### STATED GOAL
Transcribe the listing below word for word.

▼

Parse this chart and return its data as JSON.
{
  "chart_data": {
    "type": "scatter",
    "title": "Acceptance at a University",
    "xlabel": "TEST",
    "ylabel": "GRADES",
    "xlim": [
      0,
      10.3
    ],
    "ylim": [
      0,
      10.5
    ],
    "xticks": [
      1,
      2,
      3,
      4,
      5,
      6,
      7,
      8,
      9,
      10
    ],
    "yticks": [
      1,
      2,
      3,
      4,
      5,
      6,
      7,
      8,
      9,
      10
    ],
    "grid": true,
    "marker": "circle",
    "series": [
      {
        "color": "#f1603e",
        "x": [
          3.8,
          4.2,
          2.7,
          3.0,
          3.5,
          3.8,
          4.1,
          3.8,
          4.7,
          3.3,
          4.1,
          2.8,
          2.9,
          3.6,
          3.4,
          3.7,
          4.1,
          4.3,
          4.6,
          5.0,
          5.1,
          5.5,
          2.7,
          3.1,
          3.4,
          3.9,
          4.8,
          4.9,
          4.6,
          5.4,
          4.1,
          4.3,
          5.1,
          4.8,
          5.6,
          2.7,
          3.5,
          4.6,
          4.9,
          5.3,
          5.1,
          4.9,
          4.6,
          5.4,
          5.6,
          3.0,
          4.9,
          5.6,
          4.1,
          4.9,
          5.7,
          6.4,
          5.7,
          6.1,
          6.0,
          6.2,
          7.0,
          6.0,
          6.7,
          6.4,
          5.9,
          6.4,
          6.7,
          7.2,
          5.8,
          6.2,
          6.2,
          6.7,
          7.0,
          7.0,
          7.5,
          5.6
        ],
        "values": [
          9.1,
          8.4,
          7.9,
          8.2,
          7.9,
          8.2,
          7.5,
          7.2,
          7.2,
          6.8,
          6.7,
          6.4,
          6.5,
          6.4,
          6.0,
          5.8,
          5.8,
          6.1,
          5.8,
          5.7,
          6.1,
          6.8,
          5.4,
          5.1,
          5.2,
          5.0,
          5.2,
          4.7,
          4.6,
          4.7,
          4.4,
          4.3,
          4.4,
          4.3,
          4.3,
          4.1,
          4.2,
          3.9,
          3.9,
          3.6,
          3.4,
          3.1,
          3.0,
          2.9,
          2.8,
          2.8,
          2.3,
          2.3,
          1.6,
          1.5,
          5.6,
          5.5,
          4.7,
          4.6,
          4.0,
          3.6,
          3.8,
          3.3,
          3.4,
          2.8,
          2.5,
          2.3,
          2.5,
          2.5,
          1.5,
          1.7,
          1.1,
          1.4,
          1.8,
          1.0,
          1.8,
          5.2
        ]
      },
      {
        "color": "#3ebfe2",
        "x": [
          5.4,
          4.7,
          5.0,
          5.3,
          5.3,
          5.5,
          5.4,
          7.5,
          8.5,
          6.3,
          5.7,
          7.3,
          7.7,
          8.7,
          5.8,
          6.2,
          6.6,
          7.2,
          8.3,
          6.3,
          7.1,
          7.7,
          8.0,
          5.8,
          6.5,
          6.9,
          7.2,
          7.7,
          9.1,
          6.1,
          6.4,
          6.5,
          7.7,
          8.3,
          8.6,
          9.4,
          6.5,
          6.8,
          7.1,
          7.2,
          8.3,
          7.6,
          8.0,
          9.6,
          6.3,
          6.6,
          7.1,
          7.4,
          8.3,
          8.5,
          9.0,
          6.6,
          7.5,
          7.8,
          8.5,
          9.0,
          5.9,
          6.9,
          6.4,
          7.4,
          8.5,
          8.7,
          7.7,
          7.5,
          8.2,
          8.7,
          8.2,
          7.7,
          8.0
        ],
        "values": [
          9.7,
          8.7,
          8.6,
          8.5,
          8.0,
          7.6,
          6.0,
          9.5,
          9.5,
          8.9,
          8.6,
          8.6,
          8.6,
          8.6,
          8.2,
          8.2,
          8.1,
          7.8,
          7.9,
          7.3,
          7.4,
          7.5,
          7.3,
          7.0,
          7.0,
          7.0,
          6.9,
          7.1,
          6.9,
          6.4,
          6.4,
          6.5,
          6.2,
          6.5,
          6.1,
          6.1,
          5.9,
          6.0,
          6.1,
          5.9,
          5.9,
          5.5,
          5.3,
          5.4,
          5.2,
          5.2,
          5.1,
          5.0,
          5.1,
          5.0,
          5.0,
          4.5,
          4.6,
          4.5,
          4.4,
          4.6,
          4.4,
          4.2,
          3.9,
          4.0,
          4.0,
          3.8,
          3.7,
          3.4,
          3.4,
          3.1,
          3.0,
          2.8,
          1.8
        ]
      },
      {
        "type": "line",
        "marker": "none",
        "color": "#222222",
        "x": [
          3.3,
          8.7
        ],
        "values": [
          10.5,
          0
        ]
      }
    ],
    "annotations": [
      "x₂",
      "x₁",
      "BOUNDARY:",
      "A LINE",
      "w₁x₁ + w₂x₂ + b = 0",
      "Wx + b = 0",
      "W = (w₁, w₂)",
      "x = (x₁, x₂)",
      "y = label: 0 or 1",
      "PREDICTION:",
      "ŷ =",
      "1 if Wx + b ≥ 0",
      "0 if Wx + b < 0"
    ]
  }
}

▲

### RIGHT ANSWER
Parse this chart and return its data as JSON.
{
  "chart_data": {
    "type": "scatter",
    "title": "Acceptance at a University",
    "xlabel": "TEST",
    "ylabel": "GRADES",
    "xlim": [
      0,
      10.3
    ],
    "ylim": [
      0,
      10.5
    ],
    "xticks": [
      1,
      2,
      3,
      4,
      5,
      6,
      7,
      8,
      9,
      10
    ],
    "yticks": [
      1,
      2,
      3,
      4,
      5,
      6,
      7,
      8,
      9,
      10
    ],
    "grid": true,
    "marker": "circle",
    "series": [
      {
        "color": "#f1603e",
        "x": [
          3.8,
          4.2,
          2.7,
          3.0,
          3.5,
          3.8,
          4.1,
          3.8,
          4.7,
          3.3,
          4.1,
          2.8,
          2.9,
          3.6,
          3.4,
          3.7,
          4.1,
          4.3,
          4.6,
          5.0,
          5.1,
          5.5,
          2.7,
          3.1,
          3.4,
          3.9,
          4.8,
          4.9,
          4.6,
          5.4,
          4.1,
          4.3,
          5.1,
          4.8,
          5.6,
          2.7,
          3.5,
          4.6,
          4.9,
          5.3,
          5.1,
          4.9,
          4.6,
          5.4,
          5.6,
          3.0,
          4.9,
          5.6,
          4.1,
          4.9,
          5.7,
          6.4,
          5.7,
          6.1,
          6.0,
          6.2,
          7.0,
          6.0,
          6.7,
          6.4,
          5.9,
          6.4,
          6.7,
          7.2,
          5.8,
          6.2,
          6.2,
          6.7,
          7.0,
          7.0,
          7.5,
          5.6
        ],
        "values": [
          9.1,
          8.4,
          7.9,
          8.2,
          7.9,
          8.2,
          7.5,
          7.2,
          7.2,
          6.8,
          6.7,
          6.4,
          6.5,
          6.4,
          6.0,
          5.8,
          5.8,
          6.1,
          5.8,
          5.7,
          6.1,
          6.8,
          5.4,
          5.1,
          5.2,
          5.0,
          5.2,
          4.7,
          4.6,
          4.7,
          4.4,
          4.3,
          4.4,
          4.3,
          4.3,
          4.1,
          4.2,
          3.9,
          3.9,
          3.6,
          3.4,
          3.1,
          3.0,
          2.9,
          2.8,
          2.8,
          2.3,
          2.3,
          1.6,
          1.5,
          5.6,
          5.5,
          4.7,
          4.6,
          4.0,
          3.6,
          3.8,
          3.3,
          3.4,
          2.8,
          2.5,
          2.3,
          2.5,
          2.5,
          1.5,
          1.7,
          1.1,
          1.4,
          1.8,
          1.0,
          1.8,
          5.2
        ]
      },
      {
        "color": "#3ebfe2",
        "x": [
          5.4,
          4.7,
          5.0,
          5.3,
          5.3,
          5.5,
          5.4,
          7.5,
          8.5,
          6.3,
          5.7,
          7.3,
          7.7,
          8.7,
          5.8,
          6.2,
          6.6,
          7.2,
          8.3,
          6.3,
          7.1,
          7.7,
          8.0,
          5.8,
          6.5,
          6.9,
          7.2,
          7.7,
          9.1,
          6.1,
          6.4,
          6.5,
          7.7,
          8.3,
          8.6,
          9.4,
          6.5,
          6.8,
          7.1,
          7.2,
          8.3,
          7.6,
          8.0,
          9.6,
          6.3,
          6.6,
          7.1,
          7.4,
          8.3,
          8.5,
          9.0,
          6.6,
          7.5,
          7.8,
          8.5,
          9.0,
          5.9,
          6.9,
          6.4,
          7.4,
          8.5,
          8.7,
          7.7,
          7.5,
          8.2,
          8.7,
          8.2,
          7.7,
          8.0
        ],
        "values": [
          9.7,
          8.7,
          8.6,
          8.5,
          8.0,
          7.6,
          6.0,
          9.5,
          9.5,
          8.9,
          8.6,
          8.6,
          8.6,
          8.6,
          8.2,
          8.2,
          8.1,
          7.8,
          7.9,
          7.3,
          7.4,
          7.5,
          7.3,
          7.0,
          7.0,
          7.0,
          6.9,
          7.1,
          6.9,
          6.4,
          6.4,
          6.5,
          6.2,
          6.5,
          6.1,
          6.1,
          5.9,
          6.0,
          6.1,
          5.9,
          5.9,
          5.5,
          5.3,
          5.4,
          5.2,
          5.2,
          5.1,
          5.0,
          5.1,
          5.0,
          5.0,
          4.5,
          4.6,
          4.5,
          4.4,
          4.6,
          4.4,
          4.2,
          3.9,
          4.0,
          4.0,
          3.8,
          3.7,
          3.4,
          3.4,
          3.1,
          3.0,
          2.8,
          1.8
        ]
      },
      {
        "type": "line",
        "marker": "none",
        "color": "#222222",
        "x": [
          3.3,
          8.7
        ],
        "values": [
          10.5,
          0
        ]
      }
    ],
    "annotations": [
      "x₂",
      "x₁",
      "BOUNDARY:",
      "A LINE",
      "w₁x₁ + w₂x₂ + b = 0",
      "Wx + b = 0",
      "W = (w₁, w₂)",
      "x = (x₁, x₂)",
      "y = label: 0 or 1",
      "PREDICTION:",
      "ŷ =",
      "1 if Wx + b ≥ 0",
      "0 if Wx + b < 0"
    ]
  }
}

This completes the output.